**PROVIDED MATERIAL**
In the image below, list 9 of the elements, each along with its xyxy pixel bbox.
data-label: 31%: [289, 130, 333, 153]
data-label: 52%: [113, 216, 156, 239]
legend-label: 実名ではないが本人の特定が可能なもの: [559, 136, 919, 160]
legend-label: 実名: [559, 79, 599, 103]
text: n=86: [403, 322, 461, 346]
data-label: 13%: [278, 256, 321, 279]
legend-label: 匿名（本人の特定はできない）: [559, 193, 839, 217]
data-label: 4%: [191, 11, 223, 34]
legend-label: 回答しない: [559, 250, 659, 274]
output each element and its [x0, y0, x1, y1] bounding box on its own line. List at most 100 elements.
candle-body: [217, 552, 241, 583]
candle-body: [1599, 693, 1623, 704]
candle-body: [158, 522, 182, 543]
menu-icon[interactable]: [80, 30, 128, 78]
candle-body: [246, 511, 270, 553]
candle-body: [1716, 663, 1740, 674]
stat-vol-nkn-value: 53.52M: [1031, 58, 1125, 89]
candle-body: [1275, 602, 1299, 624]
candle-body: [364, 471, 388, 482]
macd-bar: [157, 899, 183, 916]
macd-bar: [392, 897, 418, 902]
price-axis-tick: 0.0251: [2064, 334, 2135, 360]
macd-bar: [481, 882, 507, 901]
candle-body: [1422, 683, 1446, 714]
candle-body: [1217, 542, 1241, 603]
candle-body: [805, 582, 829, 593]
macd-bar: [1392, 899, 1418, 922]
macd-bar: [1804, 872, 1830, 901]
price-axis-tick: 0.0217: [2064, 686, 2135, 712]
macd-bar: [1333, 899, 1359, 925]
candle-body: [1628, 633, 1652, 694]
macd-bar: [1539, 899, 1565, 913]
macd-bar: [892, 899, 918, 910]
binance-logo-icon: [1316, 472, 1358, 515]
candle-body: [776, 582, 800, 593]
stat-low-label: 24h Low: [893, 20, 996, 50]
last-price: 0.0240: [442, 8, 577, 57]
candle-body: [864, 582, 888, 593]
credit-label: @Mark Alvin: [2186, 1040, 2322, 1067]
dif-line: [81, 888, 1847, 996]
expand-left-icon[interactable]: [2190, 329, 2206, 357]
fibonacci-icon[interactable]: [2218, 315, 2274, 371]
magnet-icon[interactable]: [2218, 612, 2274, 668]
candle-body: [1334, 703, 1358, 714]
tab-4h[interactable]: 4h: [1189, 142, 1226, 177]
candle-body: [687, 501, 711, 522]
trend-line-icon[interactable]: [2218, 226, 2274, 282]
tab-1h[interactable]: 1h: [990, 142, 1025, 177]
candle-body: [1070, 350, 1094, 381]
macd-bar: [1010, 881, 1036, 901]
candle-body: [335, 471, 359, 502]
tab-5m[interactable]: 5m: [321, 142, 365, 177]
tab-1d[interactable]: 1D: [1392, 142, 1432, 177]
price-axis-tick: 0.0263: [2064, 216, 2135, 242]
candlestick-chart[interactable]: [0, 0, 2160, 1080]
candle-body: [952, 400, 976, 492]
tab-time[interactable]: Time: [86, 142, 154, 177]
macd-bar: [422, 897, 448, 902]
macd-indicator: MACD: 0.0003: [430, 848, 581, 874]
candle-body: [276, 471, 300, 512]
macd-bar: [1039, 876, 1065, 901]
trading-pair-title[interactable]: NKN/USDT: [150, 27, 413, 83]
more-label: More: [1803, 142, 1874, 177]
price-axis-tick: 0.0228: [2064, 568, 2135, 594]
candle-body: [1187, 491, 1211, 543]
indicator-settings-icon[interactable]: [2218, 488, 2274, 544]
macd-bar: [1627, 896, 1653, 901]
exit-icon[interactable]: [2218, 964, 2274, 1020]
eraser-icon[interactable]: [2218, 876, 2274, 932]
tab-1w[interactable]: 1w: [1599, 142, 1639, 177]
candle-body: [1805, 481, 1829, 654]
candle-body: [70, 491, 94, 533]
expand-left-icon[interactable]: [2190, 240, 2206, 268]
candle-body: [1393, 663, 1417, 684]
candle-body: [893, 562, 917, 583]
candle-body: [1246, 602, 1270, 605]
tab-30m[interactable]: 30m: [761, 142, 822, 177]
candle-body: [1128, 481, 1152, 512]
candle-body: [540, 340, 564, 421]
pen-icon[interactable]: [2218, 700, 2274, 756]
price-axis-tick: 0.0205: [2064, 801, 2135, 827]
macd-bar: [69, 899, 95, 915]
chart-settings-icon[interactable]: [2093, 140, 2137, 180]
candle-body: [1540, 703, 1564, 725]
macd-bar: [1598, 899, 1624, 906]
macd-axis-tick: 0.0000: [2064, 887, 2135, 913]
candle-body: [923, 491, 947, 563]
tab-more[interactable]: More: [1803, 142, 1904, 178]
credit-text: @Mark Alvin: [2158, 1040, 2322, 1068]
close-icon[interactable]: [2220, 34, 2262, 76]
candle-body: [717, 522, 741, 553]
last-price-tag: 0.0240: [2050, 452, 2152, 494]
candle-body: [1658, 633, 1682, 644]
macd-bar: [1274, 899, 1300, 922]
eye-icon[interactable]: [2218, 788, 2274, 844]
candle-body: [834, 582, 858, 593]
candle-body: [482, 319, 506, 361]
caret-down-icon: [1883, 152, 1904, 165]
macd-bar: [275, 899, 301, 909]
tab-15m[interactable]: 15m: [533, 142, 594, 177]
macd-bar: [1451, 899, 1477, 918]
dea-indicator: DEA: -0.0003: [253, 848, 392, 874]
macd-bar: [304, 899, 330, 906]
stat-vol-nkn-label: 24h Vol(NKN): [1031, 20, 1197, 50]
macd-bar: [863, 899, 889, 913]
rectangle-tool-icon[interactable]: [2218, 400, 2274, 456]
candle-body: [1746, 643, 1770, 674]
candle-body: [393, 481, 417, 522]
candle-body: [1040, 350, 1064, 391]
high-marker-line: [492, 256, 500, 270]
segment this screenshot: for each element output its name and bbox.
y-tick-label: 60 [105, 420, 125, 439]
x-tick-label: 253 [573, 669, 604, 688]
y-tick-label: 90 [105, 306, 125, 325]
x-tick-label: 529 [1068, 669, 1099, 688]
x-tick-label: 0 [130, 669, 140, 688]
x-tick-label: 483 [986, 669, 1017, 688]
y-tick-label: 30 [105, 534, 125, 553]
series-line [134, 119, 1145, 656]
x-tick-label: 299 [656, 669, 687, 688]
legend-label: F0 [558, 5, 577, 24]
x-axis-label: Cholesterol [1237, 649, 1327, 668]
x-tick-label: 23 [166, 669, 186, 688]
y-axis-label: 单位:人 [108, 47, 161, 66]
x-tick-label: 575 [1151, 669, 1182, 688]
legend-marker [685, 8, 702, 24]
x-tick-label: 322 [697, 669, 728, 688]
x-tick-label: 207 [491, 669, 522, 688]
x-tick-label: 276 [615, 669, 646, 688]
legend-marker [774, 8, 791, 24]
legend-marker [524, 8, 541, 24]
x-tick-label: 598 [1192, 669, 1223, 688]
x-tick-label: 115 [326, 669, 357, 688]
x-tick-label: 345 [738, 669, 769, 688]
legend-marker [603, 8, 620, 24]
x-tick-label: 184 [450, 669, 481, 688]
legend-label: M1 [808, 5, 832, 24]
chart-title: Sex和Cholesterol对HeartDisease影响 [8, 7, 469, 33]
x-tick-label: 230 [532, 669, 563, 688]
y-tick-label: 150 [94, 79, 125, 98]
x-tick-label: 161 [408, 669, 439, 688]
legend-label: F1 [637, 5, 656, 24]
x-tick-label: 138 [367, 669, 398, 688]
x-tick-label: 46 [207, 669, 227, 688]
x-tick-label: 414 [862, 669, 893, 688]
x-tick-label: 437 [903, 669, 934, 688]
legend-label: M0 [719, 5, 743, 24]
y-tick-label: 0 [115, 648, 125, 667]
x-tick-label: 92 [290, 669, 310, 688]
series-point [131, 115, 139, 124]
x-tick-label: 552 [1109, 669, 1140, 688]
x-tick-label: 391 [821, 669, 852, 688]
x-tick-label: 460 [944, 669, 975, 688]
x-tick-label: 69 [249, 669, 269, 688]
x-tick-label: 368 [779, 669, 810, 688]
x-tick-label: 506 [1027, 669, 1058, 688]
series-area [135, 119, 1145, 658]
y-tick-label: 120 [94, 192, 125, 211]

**SHORT TASK**
Copy the entries word for word, starting at the very first line and stopping after the line that contains "trend-line-icon[interactable]: [2218, 226, 2274, 282]", with that line included.

**RESPONSE FOR THIS EXERCISE**
In the image below, list 9 of the elements, each along with its xyxy pixel bbox.
data-label: 31%: [289, 130, 333, 153]
data-label: 52%: [113, 216, 156, 239]
legend-label: 実名ではないが本人の特定が可能なもの: [559, 136, 919, 160]
legend-label: 実名: [559, 79, 599, 103]
text: n=86: [403, 322, 461, 346]
data-label: 13%: [278, 256, 321, 279]
legend-label: 匿名（本人の特定はできない）: [559, 193, 839, 217]
data-label: 4%: [191, 11, 223, 34]
legend-label: 回答しない: [559, 250, 659, 274]
output each element and its [x0, y0, x1, y1] bounding box on its own line. List at most 100 elements.
candle-body: [217, 552, 241, 583]
candle-body: [1599, 693, 1623, 704]
candle-body: [158, 522, 182, 543]
menu-icon[interactable]: [80, 30, 128, 78]
candle-body: [246, 511, 270, 553]
candle-body: [1716, 663, 1740, 674]
stat-vol-nkn-value: 53.52M: [1031, 58, 1125, 89]
candle-body: [1275, 602, 1299, 624]
candle-body: [364, 471, 388, 482]
macd-bar: [157, 899, 183, 916]
macd-bar: [392, 897, 418, 902]
price-axis-tick: 0.0251: [2064, 334, 2135, 360]
macd-bar: [481, 882, 507, 901]
candle-body: [1422, 683, 1446, 714]
candle-body: [1217, 542, 1241, 603]
candle-body: [805, 582, 829, 593]
macd-bar: [1392, 899, 1418, 922]
macd-bar: [1804, 872, 1830, 901]
price-axis-tick: 0.0217: [2064, 686, 2135, 712]
macd-bar: [1333, 899, 1359, 925]
candle-body: [1628, 633, 1652, 694]
macd-bar: [1539, 899, 1565, 913]
macd-bar: [892, 899, 918, 910]
binance-logo-icon: [1316, 472, 1358, 515]
candle-body: [776, 582, 800, 593]
stat-low-label: 24h Low: [893, 20, 996, 50]
last-price: 0.0240: [442, 8, 577, 57]
candle-body: [864, 582, 888, 593]
credit-label: @Mark Alvin: [2186, 1040, 2322, 1067]
dif-line: [81, 888, 1847, 996]
expand-left-icon[interactable]: [2190, 329, 2206, 357]
fibonacci-icon[interactable]: [2218, 315, 2274, 371]
magnet-icon[interactable]: [2218, 612, 2274, 668]
candle-body: [1334, 703, 1358, 714]
tab-4h[interactable]: 4h: [1189, 142, 1226, 177]
candle-body: [687, 501, 711, 522]
trend-line-icon[interactable]: [2218, 226, 2274, 282]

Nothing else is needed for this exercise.